Figure record extracts

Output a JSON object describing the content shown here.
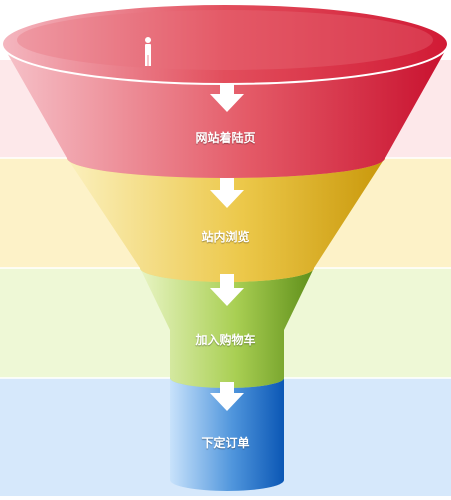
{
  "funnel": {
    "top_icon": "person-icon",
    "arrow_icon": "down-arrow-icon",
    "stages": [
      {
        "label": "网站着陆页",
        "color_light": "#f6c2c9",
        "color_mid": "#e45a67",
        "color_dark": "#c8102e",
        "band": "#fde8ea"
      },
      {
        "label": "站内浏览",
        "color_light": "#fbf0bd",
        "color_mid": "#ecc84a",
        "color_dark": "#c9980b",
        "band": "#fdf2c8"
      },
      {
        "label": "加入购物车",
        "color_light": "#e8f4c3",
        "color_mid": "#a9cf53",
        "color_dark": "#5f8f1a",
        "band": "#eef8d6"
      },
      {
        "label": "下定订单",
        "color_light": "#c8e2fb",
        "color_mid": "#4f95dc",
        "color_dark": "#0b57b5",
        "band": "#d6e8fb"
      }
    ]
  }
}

---

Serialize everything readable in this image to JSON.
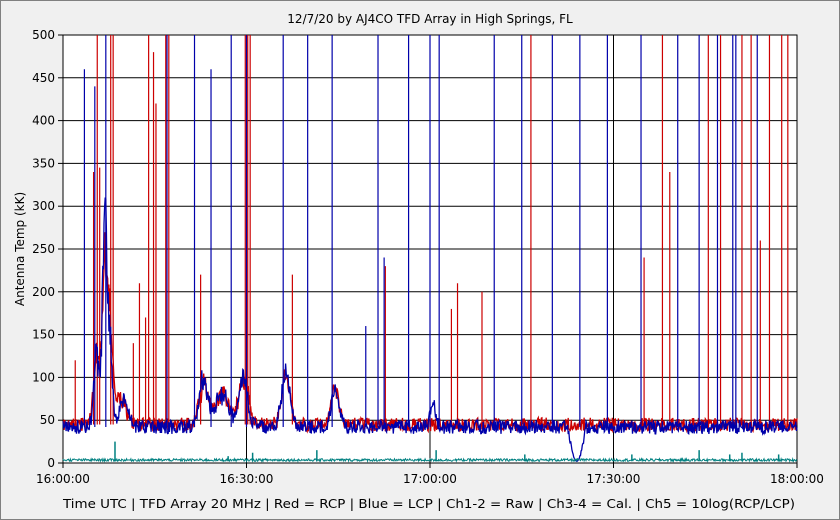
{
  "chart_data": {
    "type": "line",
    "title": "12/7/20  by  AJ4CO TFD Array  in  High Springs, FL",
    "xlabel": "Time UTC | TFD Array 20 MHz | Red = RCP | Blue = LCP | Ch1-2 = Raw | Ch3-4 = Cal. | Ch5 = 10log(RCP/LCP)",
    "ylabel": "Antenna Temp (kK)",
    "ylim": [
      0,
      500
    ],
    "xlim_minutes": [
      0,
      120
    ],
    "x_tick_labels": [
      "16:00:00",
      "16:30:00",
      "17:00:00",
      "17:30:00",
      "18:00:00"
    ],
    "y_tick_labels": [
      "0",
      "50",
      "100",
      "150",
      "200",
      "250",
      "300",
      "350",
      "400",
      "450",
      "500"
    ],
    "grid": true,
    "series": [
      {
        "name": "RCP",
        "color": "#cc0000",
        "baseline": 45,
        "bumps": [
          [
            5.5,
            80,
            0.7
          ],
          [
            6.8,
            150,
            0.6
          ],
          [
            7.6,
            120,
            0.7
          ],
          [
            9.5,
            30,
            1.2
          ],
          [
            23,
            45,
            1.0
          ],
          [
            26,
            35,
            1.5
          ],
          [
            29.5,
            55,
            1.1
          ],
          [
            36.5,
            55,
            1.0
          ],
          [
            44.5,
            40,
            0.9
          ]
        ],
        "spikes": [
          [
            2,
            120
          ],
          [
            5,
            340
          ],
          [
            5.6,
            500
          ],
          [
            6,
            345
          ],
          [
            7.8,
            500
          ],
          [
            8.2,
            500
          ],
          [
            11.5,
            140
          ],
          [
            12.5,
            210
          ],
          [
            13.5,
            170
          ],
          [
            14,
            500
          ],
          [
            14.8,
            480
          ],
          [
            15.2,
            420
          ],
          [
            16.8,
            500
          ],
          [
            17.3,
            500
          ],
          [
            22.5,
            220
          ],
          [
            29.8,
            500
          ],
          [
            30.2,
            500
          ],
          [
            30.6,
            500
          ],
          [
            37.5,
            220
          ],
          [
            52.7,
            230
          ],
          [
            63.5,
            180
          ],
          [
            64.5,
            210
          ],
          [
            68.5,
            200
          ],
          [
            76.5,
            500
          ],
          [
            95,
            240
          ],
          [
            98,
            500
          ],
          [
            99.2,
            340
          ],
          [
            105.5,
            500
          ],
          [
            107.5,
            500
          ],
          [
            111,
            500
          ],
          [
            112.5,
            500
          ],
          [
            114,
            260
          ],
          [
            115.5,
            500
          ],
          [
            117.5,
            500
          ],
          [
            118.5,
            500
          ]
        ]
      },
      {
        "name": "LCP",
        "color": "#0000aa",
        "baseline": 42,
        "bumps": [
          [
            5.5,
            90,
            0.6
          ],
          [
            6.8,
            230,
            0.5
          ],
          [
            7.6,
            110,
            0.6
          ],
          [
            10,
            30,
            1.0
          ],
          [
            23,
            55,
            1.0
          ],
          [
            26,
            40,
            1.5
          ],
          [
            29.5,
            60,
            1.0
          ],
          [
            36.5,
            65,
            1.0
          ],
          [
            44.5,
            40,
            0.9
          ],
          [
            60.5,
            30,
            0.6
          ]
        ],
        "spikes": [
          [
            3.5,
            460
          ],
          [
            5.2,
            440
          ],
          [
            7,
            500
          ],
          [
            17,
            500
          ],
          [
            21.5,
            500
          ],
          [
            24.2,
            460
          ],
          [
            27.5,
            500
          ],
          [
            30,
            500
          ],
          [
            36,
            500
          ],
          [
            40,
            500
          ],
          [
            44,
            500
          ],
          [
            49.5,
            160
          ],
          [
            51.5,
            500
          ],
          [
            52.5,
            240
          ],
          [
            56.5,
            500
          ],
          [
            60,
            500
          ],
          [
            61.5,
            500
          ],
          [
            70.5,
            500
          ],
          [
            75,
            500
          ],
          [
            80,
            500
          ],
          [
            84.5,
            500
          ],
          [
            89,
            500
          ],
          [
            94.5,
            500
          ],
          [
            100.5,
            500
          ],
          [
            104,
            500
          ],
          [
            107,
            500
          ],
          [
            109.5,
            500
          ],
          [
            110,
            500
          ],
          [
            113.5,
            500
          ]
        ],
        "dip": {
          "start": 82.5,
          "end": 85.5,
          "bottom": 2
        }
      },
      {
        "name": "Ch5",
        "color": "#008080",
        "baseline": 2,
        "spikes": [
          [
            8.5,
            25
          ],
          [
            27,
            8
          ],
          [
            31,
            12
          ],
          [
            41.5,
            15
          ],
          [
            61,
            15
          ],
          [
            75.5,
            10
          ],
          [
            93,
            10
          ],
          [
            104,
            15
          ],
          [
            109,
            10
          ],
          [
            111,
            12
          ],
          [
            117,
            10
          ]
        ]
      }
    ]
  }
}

:: TASK REQUIREMENTS ::
Which lines hold the string "JSON"? Copy all of them from the data above.

:: FULL OUTPUT ::
Output a JSON object describing the content shown here.
Serialize everything readable in this image to JSON.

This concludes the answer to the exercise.